──────── RECORD EXCERPTS
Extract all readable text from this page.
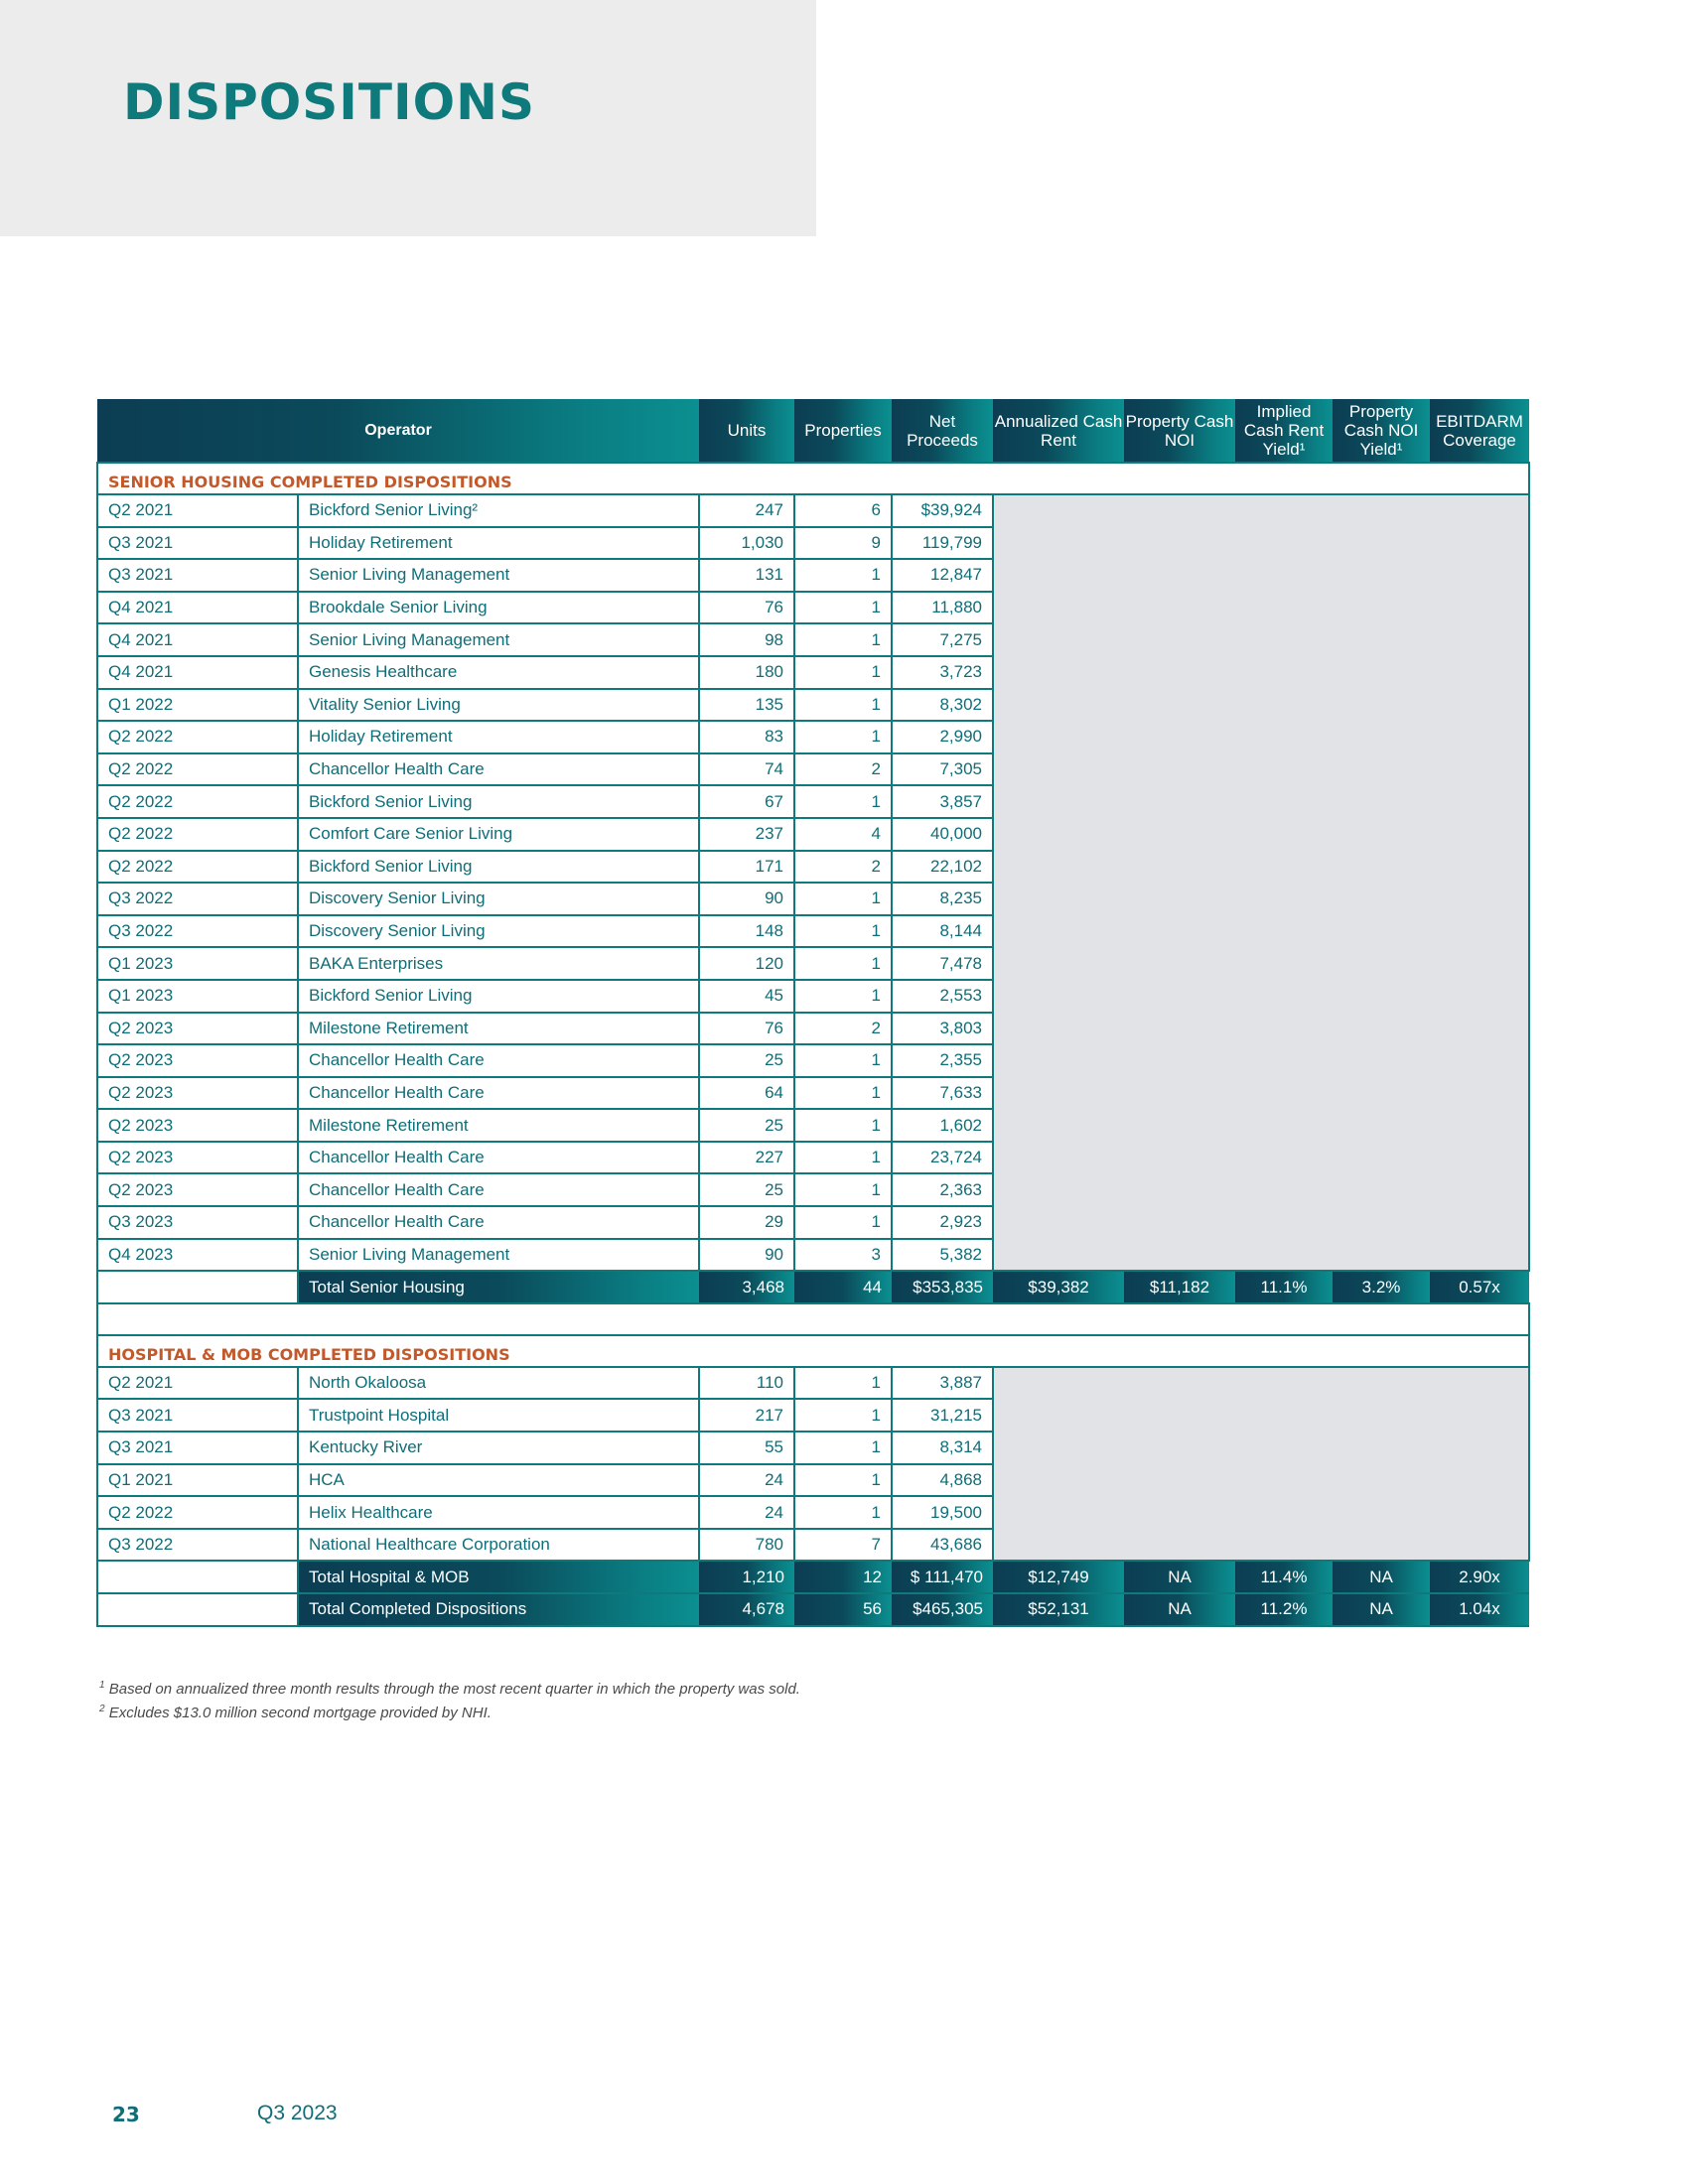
DISPOSITIONS
Operator		Units	Properties	Net Proceeds	Annualized Cash Rent	Property Cash NOI	Implied Cash Rent Yield¹	Property Cash NOI Yield¹	EBITDARM Coverage
SENIOR HOUSING COMPLETED DISPOSITIONS									
Q2 2021	Bickford Senior Living²	247	6	$39,924					
Q3 2021	Holiday Retirement	1,030	9	119,799					
Q3 2021	Senior Living Management	131	1	12,847					
Q4 2021	Brookdale Senior Living	76	1	11,880					
Q4 2021	Senior Living Management	98	1	7,275					
Q4 2021	Genesis Healthcare	180	1	3,723					
Q1 2022	Vitality Senior Living	135	1	8,302					
Q2 2022	Holiday Retirement	83	1	2,990					
Q2 2022	Chancellor Health Care	74	2	7,305					
Q2 2022	Bickford Senior Living	67	1	3,857					
Q2 2022	Comfort Care Senior Living	237	4	40,000					
Q2 2022	Bickford Senior Living	171	2	22,102					
Q3 2022	Discovery Senior Living	90	1	8,235					
Q3 2022	Discovery Senior Living	148	1	8,144					
Q1 2023	BAKA Enterprises	120	1	7,478					
Q1 2023	Bickford Senior Living	45	1	2,553					
Q2 2023	Milestone Retirement	76	2	3,803					
Q2 2023	Chancellor Health Care	25	1	2,355					
Q2 2023	Chancellor Health Care	64	1	7,633					
Q2 2023	Milestone Retirement	25	1	1,602					
Q2 2023	Chancellor Health Care	227	1	23,724					
Q2 2023	Chancellor Health Care	25	1	2,363					
Q3 2023	Chancellor Health Care	29	1	2,923					
Q4 2023	Senior Living Management	90	3	5,382					
	Total Senior Housing	3,468	44	$353,835	$39,382	$11,182	11.1%	3.2%	0.57x

HOSPITAL & MOB COMPLETED DISPOSITIONS									
Q2 2021	North Okaloosa	110	1	3,887					
Q3 2021	Trustpoint Hospital	217	1	31,215					
Q3 2021	Kentucky River	55	1	8,314					
Q1 2021	HCA	24	1	4,868					
Q2 2022	Helix Healthcare	24	1	19,500					
Q3 2022	National Healthcare Corporation	780	7	43,686					
	Total Hospital & MOB	1,210	12	$ 111,470	$12,749	NA	11.4%	NA	2.90x
	Total Completed Dispositions	4,678	56	$465,305	$52,131	NA	11.2%	NA	1.04x

$^1$ Based on annualized three month results through the most recent quarter in which the property was sold.

$^2$ Excludes $13.0 million second mortgage provided by NHI.

23	Q3 2023
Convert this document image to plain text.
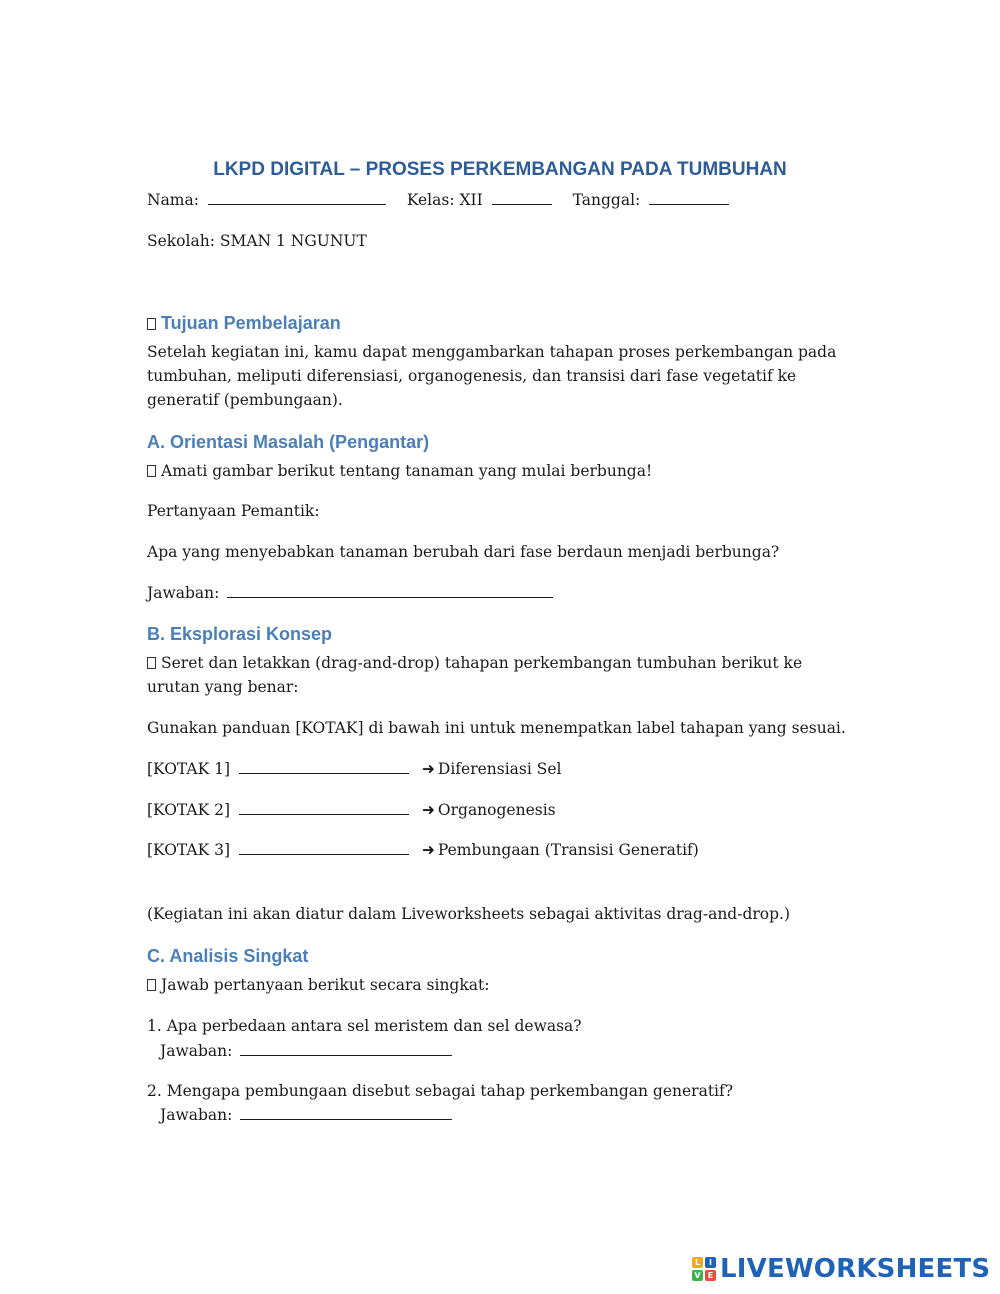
LKPD DIGITAL – PROSES PERKEMBANGAN PADA TUMBUHAN
Nama:	Kelas: XII	Tanggal:
Sekolah: SMAN 1 NGUNUT
Tujuan Pembelajaran
Setelah kegiatan ini, kamu dapat menggambarkan tahapan proses perkembangan pada tumbuhan, meliputi diferensiasi, organogenesis, dan transisi dari fase vegetatif ke generatif (pembungaan).
A. Orientasi Masalah (Pengantar)
Amati gambar berikut tentang tanaman yang mulai berbunga!
Pertanyaan Pemantik:
Apa yang menyebabkan tanaman berubah dari fase berdaun menjadi berbunga?
Jawaban:
B. Eksplorasi Konsep
Seret dan letakkan (drag-and-drop) tahapan perkembangan tumbuhan berikut ke urutan yang benar:
Gunakan panduan [KOTAK] di bawah ini untuk menempatkan label tahapan yang sesuai.
[KOTAK 1]	➜ Diferensiasi Sel
[KOTAK 2]	➜ Organogenesis
[KOTAK 3]	➜ Pembungaan (Transisi Generatif)
(Kegiatan ini akan diatur dalam Liveworksheets sebagai aktivitas drag-and-drop.)
C. Analisis Singkat
Jawab pertanyaan berikut secara singkat:
1. Apa perbedaan antara sel meristem dan sel dewasa?
Jawaban:
2. Mengapa pembungaan disebut sebagai tahap perkembangan generatif?
Jawaban:
L	I
V E LIVEWORKSHEETS
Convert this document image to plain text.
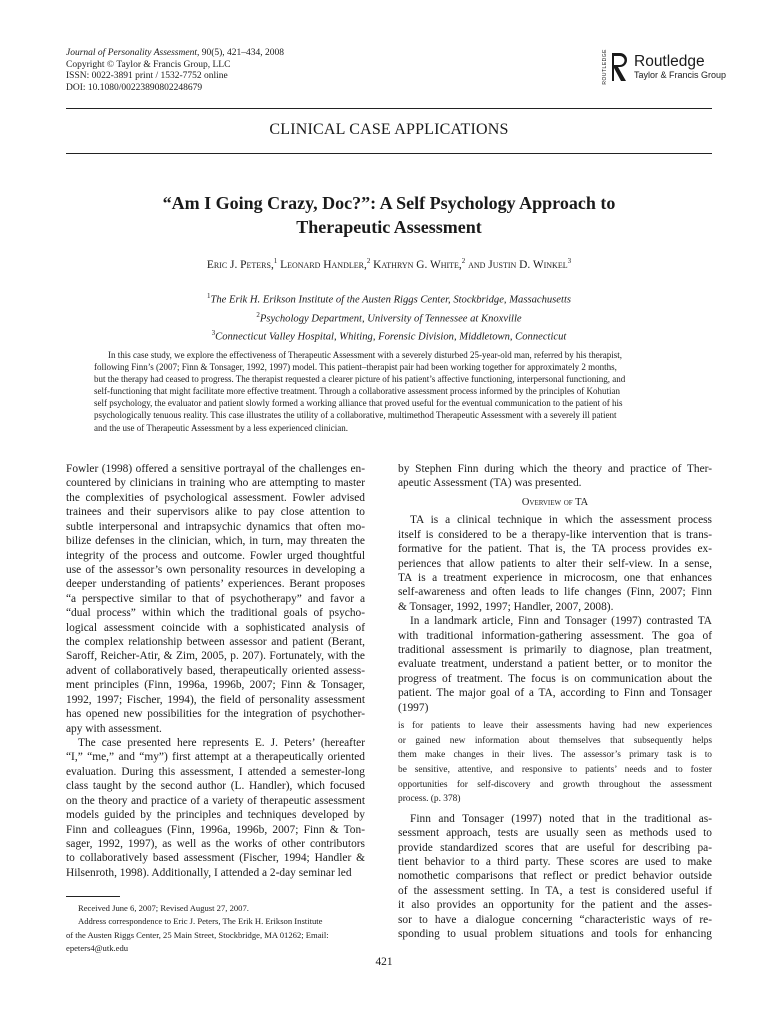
Journal of Personality Assessment, 90(5), 421–434, 2008
Copyright © Taylor & Francis Group, LLC
ISSN: 0022-3891 print / 1532-7752 online
DOI: 10.1080/00223890802248679
ROUTLEDGE Routledge
Taylor & Francis Group
CLINICAL CASE APPLICATIONS
“Am I Going Crazy, Doc?”: A Self Psychology Approach to
Therapeutic Assessment
Eric J. Peters,$^1$ Leonard Handler,$^2$ Kathryn G. White,$^2$ and Justin D. Winkel$^3$
$^1$The Erik H. Erikson Institute of the Austen Riggs Center, Stockbridge, Massachusetts
$^2$Psychology Department, University of Tennessee at Knoxville
$^3$Connecticut Valley Hospital, Whiting, Forensic Division, Middletown, Connecticut
In this case study, we explore the effectiveness of Therapeutic Assessment with a severely disturbed 25-year-old man, referred by his therapist,
following Finn’s (2007; Finn & Tonsager, 1992, 1997) model. This patient–therapist pair had been working together for approximately 2 months,
but the therapy had ceased to progress. The therapist requested a clearer picture of his patient’s affective functioning, interpersonal functioning, and
self-functioning that might facilitate more effective treatment. Through a collaborative assessment process informed by the principles of Kohutian
self psychology, the evaluator and patient slowly formed a working alliance that proved useful for the eventual communication to the patient of his
psychologically tenuous reality. This case illustrates the utility of a collaborative, multimethod Therapeutic Assessment with a severely ill patient
and the use of Therapeutic Assessment by a less experienced clinician.
Fowler (1998) offered a sensitive portrayal of the challenges en-
countered by clinicians in training who are attempting to master
the complexities of psychological assessment. Fowler advised
trainees and their supervisors alike to pay close attention to
subtle interpersonal and intrapsychic dynamics that often mo-
bilize defenses in the clinician, which, in turn, may threaten the
integrity of the process and outcome. Fowler urged thoughtful
use of the assessor’s own personality resources in developing a
deeper understanding of patients’ experiences. Berant proposes
“a perspective similar to that of psychotherapy” and favor a
“dual process” within which the traditional goals of psycho-
logical assessment coincide with a sophisticated analysis of
the complex relationship between assessor and patient (Berant,
Saroff, Reicher-Atir, & Zim, 2005, p. 207). Fortunately, with the
advent of collaboratively based, therapeutically oriented assess-
ment principles (Finn, 1996a, 1996b, 2007; Finn & Tonsager,
1992, 1997; Fischer, 1994), the field of personality assessment
has opened new possibilities for the integration of psychother-
apy with assessment.
The case presented here represents E. J. Peters’ (hereafter
“I,” “me,” and “my”) first attempt at a therapeutically oriented
evaluation. During this assessment, I attended a semester-long
class taught by the second author (L. Handler), which focused
on the theory and practice of a variety of therapeutic assessment
models guided by the principles and techniques developed by
Finn and colleagues (Finn, 1996a, 1996b, 2007; Finn & Ton-
sager, 1992, 1997), as well as the works of other contributors
to collaboratively based assessment (Fischer, 1994; Handler &
Hilsenroth, 1998). Additionally, I attended a 2-day seminar led
by Stephen Finn during which the theory and practice of Ther-
apeutic Assessment (TA) was presented.
Overview of TA
TA is a clinical technique in which the assessment process
itself is considered to be a therapy-like intervention that is trans-
formative for the patient. That is, the TA process provides ex-
periences that allow patients to alter their self-view. In a sense,
TA is a treatment experience in microcosm, one that enhances
self-awareness and often leads to life changes (Finn, 2007; Finn
& Tonsager, 1992, 1997; Handler, 2007, 2008).
In a landmark article, Finn and Tonsager (1997) contrasted TA
with traditional information-gathering assessment. The goa of
traditional assessment is primarily to diagnose, plan treatment,
evaluate treatment, understand a patient better, or to monitor the
progress of treatment. The focus is on communication about the
patient. The major goal of a TA, according to Finn and Tonsager
(1997)
is for patients to leave their assessments having had new experiences
or gained new information about themselves that subsequently helps
them make changes in their lives. The assessor’s primary task is to
be sensitive, attentive, and responsive to patients’ needs and to foster
opportunities for self-discovery and growth throughout the assessment
process. (p. 378)
Finn and Tonsager (1997) noted that in the traditional as-
sessment approach, tests are usually seen as methods used to
provide standardized scores that are useful for describing pa-
tient behavior to a third party. These scores are used to make
nomothetic comparisons that reflect or predict behavior outside
of the assessment setting. In TA, a test is considered useful if
it also provides an opportunity for the patient and the asses-
sor to have a dialogue concerning “characteristic ways of re-
sponding to usual problem situations and tools for enhancing
Received June 6, 2007; Revised August 27, 2007.
Address correspondence to Eric J. Peters, The Erik H. Erikson Institute
of the Austen Riggs Center, 25 Main Street, Stockbridge, MA 01262; Email:
epeters4@utk.edu
421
────────────────
HOW TO COMPLETE THIS TASK: Go through the material and copy each line in which the word "Fowler" occurs.

EXPECTED OUTPUT:
Fowler (1998) offered a sensitive portrayal of the challenges en-
the complexities of psychological assessment. Fowler advised
integrity of the process and outcome. Fowler urged thoughtful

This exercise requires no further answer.